> **Problem details**
Extract, from the listing that follows, each line containing the word "usar".
** START OF Data for this task **
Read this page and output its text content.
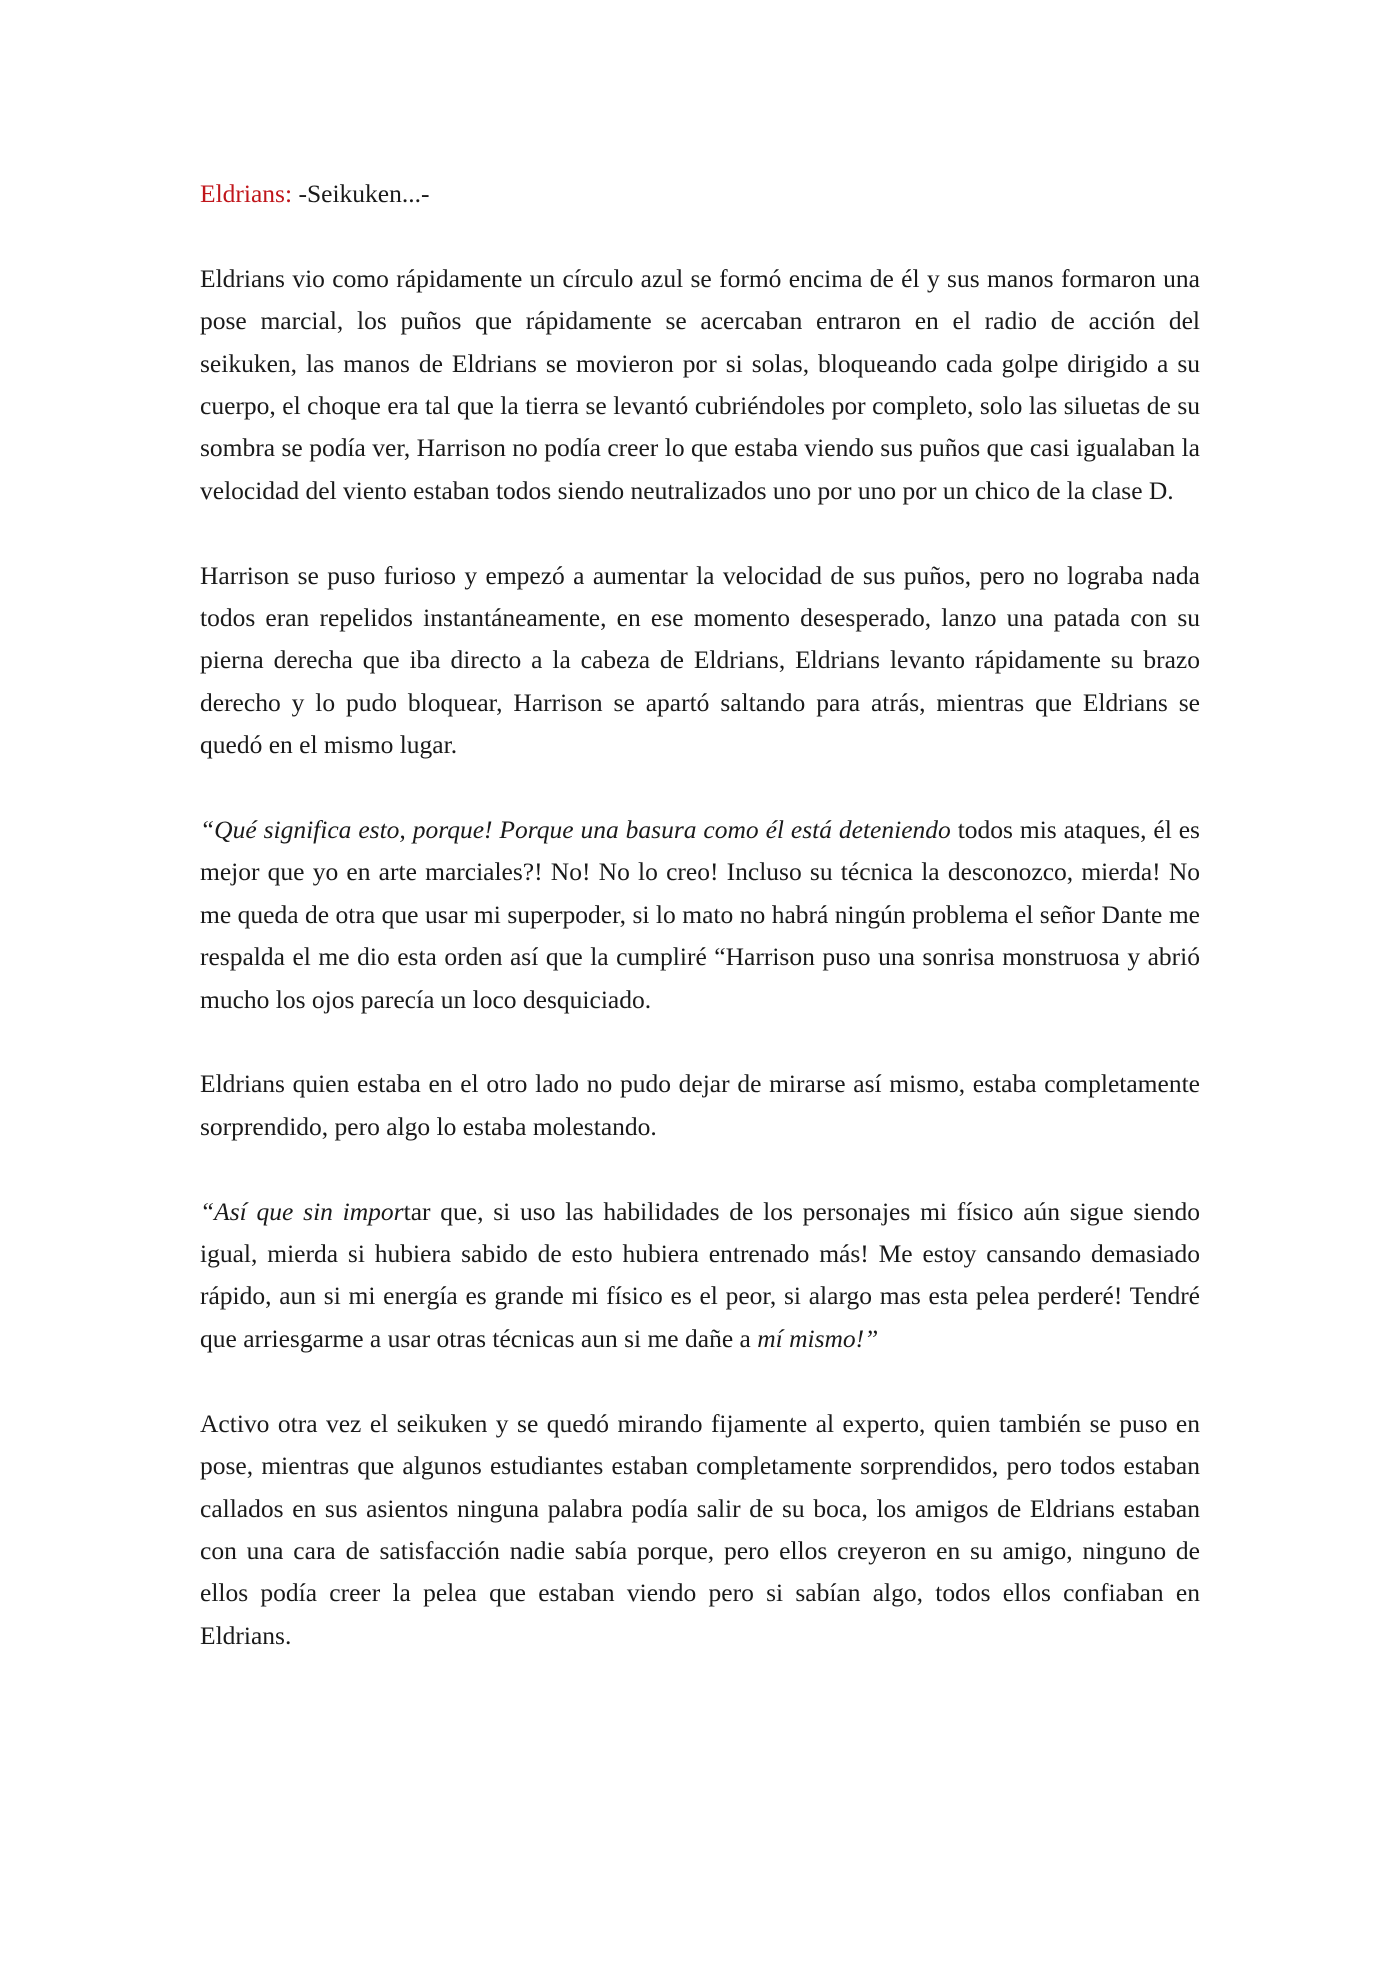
Eldrians: -Seikuken...-

Eldrians vio como rápidamente un círculo azul se formó encima de él y sus manos formaron una pose marcial, los puños que rápidamente se acercaban entraron en el radio de acción del seikuken, las manos de Eldrians se movieron por si solas, bloqueando cada golpe dirigido a su cuerpo, el choque era tal que la tierra se levantó cubriéndoles por completo, solo las siluetas de su sombra se podía ver, Harrison no podía creer lo que estaba viendo sus puños que casi igualaban la velocidad del viento estaban todos siendo neutralizados uno por uno por un chico de la clase D.

Harrison se puso furioso y empezó a aumentar la velocidad de sus puños, pero no lograba nada todos eran repelidos instantáneamente, en ese momento desesperado, lanzo una patada con su pierna derecha que iba directo a la cabeza de Eldrians, Eldrians levanto rápidamente su brazo derecho y lo pudo bloquear, Harrison se apartó saltando para atrás, mientras que Eldrians se quedó en el mismo lugar.

“Qué significa esto, porque! Porque una basura como él está deteniendo todos mis ataques, él es mejor que yo en arte marciales?! No! No lo creo! Incluso su técnica la desconozco, mierda! No me queda de otra que usar mi superpoder, si lo mato no habrá ningún problema el señor Dante me respalda el me dio esta orden así que la cumpliré “Harrison puso una sonrisa monstruosa y abrió mucho los ojos parecía un loco desquiciado.

Eldrians quien estaba en el otro lado no pudo dejar de mirarse así mismo, estaba completamente sorprendido, pero algo lo estaba molestando.

“Así que sin importar que, si uso las habilidades de los personajes mi físico aún sigue siendo igual, mierda si hubiera sabido de esto hubiera entrenado más! Me estoy cansando demasiado rápido, aun si mi energía es grande mi físico es el peor, si alargo mas esta pelea perderé! Tendré que arriesgarme a usar otras técnicas aun si me dañe a mí mismo!”

Activo otra vez el seikuken y se quedó mirando fijamente al experto, quien también se puso en pose, mientras que algunos estudiantes estaban completamente sorprendidos, pero todos estaban callados en sus asientos ninguna palabra podía salir de su boca, los amigos de Eldrians estaban con una cara de satisfacción nadie sabía porque, pero ellos creyeron en su amigo, ninguno de ellos podía creer la pelea que estaban viendo pero si sabían algo, todos ellos confiaban en Eldrians.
** END OF Data for this task **
> **Complete output**
“Qué significa esto, porque! Porque una basura como él está deteniendo todos mis ataques, él es mejor que yo en arte marciales?! No! No lo creo! Incluso su técnica la desconozco, mierda! No me queda de otra que usar mi superpoder, si lo mato no habrá ningún problema el señor Dante me respalda el me dio esta orden así que la cumpliré “Harrison puso una sonrisa monstruosa y abrió mucho los ojos parecía un loco desquiciado.
“Así que sin importar que, si uso las habilidades de los personajes mi físico aún sigue siendo igual, mierda si hubiera sabido de esto hubiera entrenado más! Me estoy cansando demasiado rápido, aun si mi energía es grande mi físico es el peor, si alargo mas esta pelea perderé! Tendré que arriesgarme a usar otras técnicas aun si me dañe a mí mismo!”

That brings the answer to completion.